## Passage to read
§ §
To determine whether normal AMPKα2 activity is necessary for a training-induced increase in exercise capacity, HF-fed WT and α2-KD mice performed five weeks of exercise training or remained sedentary beginning at 15 weeks of age. Sedentary WT and α2-KD mice significantly increased body weight over the five week period (Table 1), and had no improvement in maximum running speed (Figure 5). In contrast, at 20 weeks trained HF-fed WT mice maintained body weight at pre-training levels (Table 1), and increased maximum running speed by 34±6% (Figure 5). Indeed, maximum running speed returned to levels observed in lean, healthy untrained WT mice. While in absolute terms running speed remained impaired in HF-fed α2-KD mice post-training, trained α2-KD mice had a similar relative increase in maximum running speed (35±6% vs. week 15) when compared with trained WT mice. As with HF-fed WT mice, trained HF-fed α2-KD mice were able to maintain body weight at pre-training levels (Table 1). Thus, mice expressing a catalytically inactive AMPKα2 subunit in skeletal muscle respond normally to exercise training. The fact that α2-KD mice elicited a similar relative increase in exercise capacity post-training, and were also able to maintain body weight, shows that these adaptations to training occur independently of skeletal muscle AMPKα2.
§ §
## Extracted information
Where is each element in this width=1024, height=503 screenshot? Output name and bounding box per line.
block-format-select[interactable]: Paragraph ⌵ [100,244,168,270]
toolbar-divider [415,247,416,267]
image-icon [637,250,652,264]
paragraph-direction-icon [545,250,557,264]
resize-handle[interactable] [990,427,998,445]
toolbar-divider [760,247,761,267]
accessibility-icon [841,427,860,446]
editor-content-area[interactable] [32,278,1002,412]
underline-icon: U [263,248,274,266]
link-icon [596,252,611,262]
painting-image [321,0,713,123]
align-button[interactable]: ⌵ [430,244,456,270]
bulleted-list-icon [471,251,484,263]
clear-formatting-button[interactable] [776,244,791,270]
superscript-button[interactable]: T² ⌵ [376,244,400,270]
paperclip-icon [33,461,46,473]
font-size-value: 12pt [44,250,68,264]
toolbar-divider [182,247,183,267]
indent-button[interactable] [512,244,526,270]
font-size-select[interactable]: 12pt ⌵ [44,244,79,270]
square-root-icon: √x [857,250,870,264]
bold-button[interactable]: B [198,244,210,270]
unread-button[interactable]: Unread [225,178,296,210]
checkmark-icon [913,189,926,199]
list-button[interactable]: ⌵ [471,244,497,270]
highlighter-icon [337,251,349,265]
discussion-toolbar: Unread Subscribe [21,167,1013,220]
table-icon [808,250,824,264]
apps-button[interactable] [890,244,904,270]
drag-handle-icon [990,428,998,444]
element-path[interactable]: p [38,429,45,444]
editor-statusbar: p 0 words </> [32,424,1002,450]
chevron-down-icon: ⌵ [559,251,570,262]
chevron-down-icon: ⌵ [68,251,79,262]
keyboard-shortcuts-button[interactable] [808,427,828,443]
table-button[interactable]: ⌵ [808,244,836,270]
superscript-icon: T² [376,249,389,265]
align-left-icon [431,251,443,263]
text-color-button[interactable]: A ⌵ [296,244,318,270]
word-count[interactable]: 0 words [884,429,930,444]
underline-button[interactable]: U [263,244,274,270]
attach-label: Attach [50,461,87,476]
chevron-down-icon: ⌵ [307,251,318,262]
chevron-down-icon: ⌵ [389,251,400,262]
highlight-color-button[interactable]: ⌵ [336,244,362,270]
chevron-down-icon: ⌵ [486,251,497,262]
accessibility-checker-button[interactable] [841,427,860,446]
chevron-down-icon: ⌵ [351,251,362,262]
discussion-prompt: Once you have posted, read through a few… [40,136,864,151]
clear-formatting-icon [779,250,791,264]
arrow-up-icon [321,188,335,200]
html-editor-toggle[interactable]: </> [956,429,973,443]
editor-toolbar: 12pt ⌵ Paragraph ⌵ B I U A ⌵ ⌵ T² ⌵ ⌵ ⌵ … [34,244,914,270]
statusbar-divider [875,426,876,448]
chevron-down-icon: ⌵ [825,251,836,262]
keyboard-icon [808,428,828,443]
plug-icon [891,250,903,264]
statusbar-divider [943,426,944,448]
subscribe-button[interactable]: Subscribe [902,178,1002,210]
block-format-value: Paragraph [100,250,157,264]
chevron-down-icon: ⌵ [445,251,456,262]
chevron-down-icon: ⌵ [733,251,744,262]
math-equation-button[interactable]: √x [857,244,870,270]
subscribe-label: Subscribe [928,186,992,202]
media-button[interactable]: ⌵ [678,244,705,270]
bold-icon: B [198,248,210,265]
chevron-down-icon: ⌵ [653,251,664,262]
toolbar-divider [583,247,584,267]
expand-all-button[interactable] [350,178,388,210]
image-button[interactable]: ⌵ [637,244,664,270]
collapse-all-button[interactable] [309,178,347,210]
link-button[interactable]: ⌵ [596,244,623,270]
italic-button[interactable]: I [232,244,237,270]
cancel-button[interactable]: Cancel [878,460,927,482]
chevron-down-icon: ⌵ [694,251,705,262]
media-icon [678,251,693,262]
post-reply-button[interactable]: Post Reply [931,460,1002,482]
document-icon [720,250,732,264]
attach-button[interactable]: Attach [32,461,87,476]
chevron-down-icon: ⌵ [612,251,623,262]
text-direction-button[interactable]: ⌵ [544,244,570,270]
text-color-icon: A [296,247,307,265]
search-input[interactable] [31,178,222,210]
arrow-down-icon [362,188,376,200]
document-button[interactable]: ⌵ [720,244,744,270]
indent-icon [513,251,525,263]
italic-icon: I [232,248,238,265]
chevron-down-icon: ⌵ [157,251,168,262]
§ §
## Goal of the exercise
Answer from the passage on AMPKα2 and exercise training in mice.
(a) At what age did the mice begin the five weeks of exercise training?
(b) By what percentage did trained HF-fed WT mice increase maximum running speed?
(c) What relative increase in maximum running speed did trained α2-KD mice show versus week 15?
The material has no connection to the passage on AMPKα2 and exercise training in mice.

## Output for this exercise
(a) 15 weeks of age
(b) 34±6%
(c) 35±6%